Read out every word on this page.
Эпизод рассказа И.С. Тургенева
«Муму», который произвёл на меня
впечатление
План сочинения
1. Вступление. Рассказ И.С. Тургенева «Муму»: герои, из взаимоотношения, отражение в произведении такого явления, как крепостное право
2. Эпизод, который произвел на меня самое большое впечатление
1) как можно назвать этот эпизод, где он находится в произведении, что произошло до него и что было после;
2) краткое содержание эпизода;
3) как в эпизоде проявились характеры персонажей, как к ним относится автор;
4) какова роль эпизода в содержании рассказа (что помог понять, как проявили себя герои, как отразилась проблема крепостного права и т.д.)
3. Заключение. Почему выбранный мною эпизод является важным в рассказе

----------

> Exercise aim: Every record should be repeated exactly; please leave none out.

> Reply to the task:
Read out every word on this page.
Эпизод рассказа И.С. Тургенева
«Муму», который произвёл на меня
впечатление
План сочинения
1. Вступление. Рассказ И.С. Тургенева «Муму»: герои, из взаимоотношения, отражение в произведении такого явления, как крепостное право
2. Эпизод, который произвел на меня самое большое впечатление
1) как можно назвать этот эпизод, где он находится в произведении, что произошло до него и что было после;
2) краткое содержание эпизода;
3) как в эпизоде проявились характеры персонажей, как к ним относится автор;
4) какова роль эпизода в содержании рассказа (что помог понять, как проявили себя герои, как отразилась проблема крепостного права и т.д.)
3. Заключение. Почему выбранный мною эпизод является важным в рассказе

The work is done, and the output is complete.